GIVEN EXERCISE: Below is some material; set it all down exactly, apart from the pictures.

# # #

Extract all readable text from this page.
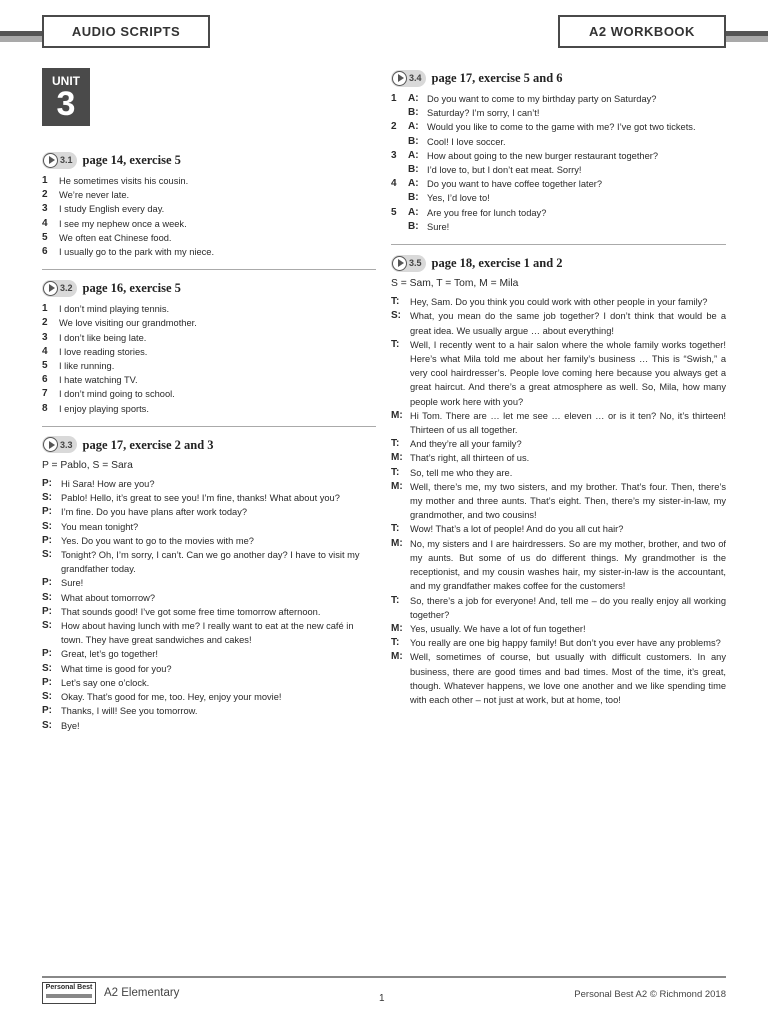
AUDIO SCRIPTS	A2 WORKBOOK
UNIT
3
3.1 page 14, exercise 5
1	He sometimes visits his cousin.
2	We’re never late.
3	I study English every day.
4	I see my nephew once a week.
5	We often eat Chinese food.
6	I usually go to the park with my niece.
3.2 page 16, exercise 5
1	I don’t mind playing tennis.
2	We love visiting our grandmother.
3	I don’t like being late.
4	I love reading stories.
5	I like running.
6	I hate watching TV.
7	I don’t mind going to school.
8	I enjoy playing sports.
3.3 page 17, exercise 2 and 3
P = Pablo, S = Sara
P: Hi Sara! How are you?
S: Pablo! Hello, it’s great to see you! I’m fine, thanks! What about you?
P: I’m fine. Do you have plans after work today?
S: You mean tonight?
P: Yes. Do you want to go to the movies with me?
S: Tonight? Oh, I’m sorry, I can’t. Can we go another day? I have to visit my grandfather today.
P: Sure!
S: What about tomorrow?
P: That sounds good! I’ve got some free time tomorrow afternoon.
S: How about having lunch with me? I really want to eat at the new café in town. They have great sandwiches and cakes!
P: Great, let’s go together!
S: What time is good for you?
P: Let’s say one o’clock.
S: Okay. That’s good for me, too. Hey, enjoy your movie!
P: Thanks, I will! See you tomorrow.
S: Bye!
3.4 page 17, exercise 5 and 6
1	A: Do you want to come to my birthday party on Saturday?
B: Saturday? I’m sorry, I can’t!
2	A: Would you like to come to the game with me? I’ve got two tickets.
B: Cool! I love soccer.
3	A: How about going to the new burger restaurant together?
B: I’d love to, but I don’t eat meat. Sorry!
4	A: Do you want to have coffee together later?
B: Yes, I’d love to!
5	A: Are you free for lunch today?
B: Sure!
3.5 page 18, exercise 1 and 2
S = Sam, T = Tom, M = Mila
T:	Hey, Sam. Do you think you could work with other people in your family?
S: What, you mean do the same job together? I don’t think that would be a great idea. We usually argue … about everything!
T:	Well, I recently went to a hair salon where the whole family works together! Here’s what Mila told me about her family’s business … This is “Swish,” a very cool hairdresser’s. People love coming here because you always get a great haircut. And there’s a great atmosphere as well. So, Mila, how many people work here with you?
M: Hi Tom. There are … let me see … eleven … or is it ten? No, it’s thirteen! Thirteen of us all together.
T:	And they’re all your family?
M: That’s right, all thirteen of us.
T:	So, tell me who they are.
M: Well, there’s me, my two sisters, and my brother. That’s four. Then, there’s my mother and three aunts. That’s eight. Then, there’s my sister-in-law, my grandmother, and two cousins!
T:	Wow! That’s a lot of people! And do you all cut hair?
M: No, my sisters and I are hairdressers. So are my mother, brother, and two of my aunts. But some of us do different things. My grandmother is the receptionist, and my cousin washes hair, my sister-in-law is the accountant, and my grandfather makes coffee for the customers!
T:	So, there’s a job for everyone! And, tell me – do you really enjoy all working together?
M: Yes, usually. We have a lot of fun together!
T:	You really are one big happy family! But don’t you ever have any problems?
M: Well, sometimes of course, but usually with difficult customers. In any business, there are good times and bad times. Most of the time, it’s great, though. Whatever happens, we love one another and we like spending time with each other – not just at work, but at home, too!
Personal Best	A2 Elementary	1	Personal Best A2 © Richmond 2018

# # #

ANSWER IN FULL:
Extract all readable text from this page.
AUDIO SCRIPTS	A2 WORKBOOK
UNIT
3
3.1 page 14, exercise 5
1	He sometimes visits his cousin.
2	We’re never late.
3	I study English every day.
4	I see my nephew once a week.
5	We often eat Chinese food.
6	I usually go to the park with my niece.
3.2 page 16, exercise 5
1	I don’t mind playing tennis.
2	We love visiting our grandmother.
3	I don’t like being late.
4	I love reading stories.
5	I like running.
6	I hate watching TV.
7	I don’t mind going to school.
8	I enjoy playing sports.
3.3 page 17, exercise 2 and 3
P = Pablo, S = Sara
P: Hi Sara! How are you?
S: Pablo! Hello, it’s great to see you! I’m fine, thanks! What about you?
P: I’m fine. Do you have plans after work today?
S: You mean tonight?
P: Yes. Do you want to go to the movies with me?
S: Tonight? Oh, I’m sorry, I can’t. Can we go another day? I have to visit my grandfather today.
P: Sure!
S: What about tomorrow?
P: That sounds good! I’ve got some free time tomorrow afternoon.
S: How about having lunch with me? I really want to eat at the new café in town. They have great sandwiches and cakes!
P: Great, let’s go together!
S: What time is good for you?
P: Let’s say one o’clock.
S: Okay. That’s good for me, too. Hey, enjoy your movie!
P: Thanks, I will! See you tomorrow.
S: Bye!
3.4 page 17, exercise 5 and 6
1	A: Do you want to come to my birthday party on Saturday?
B: Saturday? I’m sorry, I can’t!
2	A: Would you like to come to the game with me? I’ve got two tickets.
B: Cool! I love soccer.
3	A: How about going to the new burger restaurant together?
B: I’d love to, but I don’t eat meat. Sorry!
4	A: Do you want to have coffee together later?
B: Yes, I’d love to!
5	A: Are you free for lunch today?
B: Sure!
3.5 page 18, exercise 1 and 2
S = Sam, T = Tom, M = Mila
T:	Hey, Sam. Do you think you could work with other people in your family?
S: What, you mean do the same job together? I don’t think that would be a great idea. We usually argue … about everything!
T:	Well, I recently went to a hair salon where the whole family works together! Here’s what Mila told me about her family’s business … This is “Swish,” a very cool hairdresser’s. People love coming here because you always get a great haircut. And there’s a great atmosphere as well. So, Mila, how many people work here with you?
M: Hi Tom. There are … let me see … eleven … or is it ten? No, it’s thirteen! Thirteen of us all together.
T:	And they’re all your family?
M: That’s right, all thirteen of us.
T:	So, tell me who they are.
M: Well, there’s me, my two sisters, and my brother. That’s four. Then, there’s my mother and three aunts. That’s eight. Then, there’s my sister-in-law, my grandmother, and two cousins!
T:	Wow! That’s a lot of people! And do you all cut hair?
M: No, my sisters and I are hairdressers. So are my mother, brother, and two of my aunts. But some of us do different things. My grandmother is the receptionist, and my cousin washes hair, my sister-in-law is the accountant, and my grandfather makes coffee for the customers!
T:	So, there’s a job for everyone! And, tell me – do you really enjoy all working together?
M: Yes, usually. We have a lot of fun together!
T:	You really are one big happy family! But don’t you ever have any problems?
M: Well, sometimes of course, but usually with difficult customers. In any business, there are good times and bad times. Most of the time, it’s great, though. Whatever happens, we love one another and we like spending time with each other – not just at work, but at home, too!
Personal Best	A2 Elementary	1	Personal Best A2 © Richmond 2018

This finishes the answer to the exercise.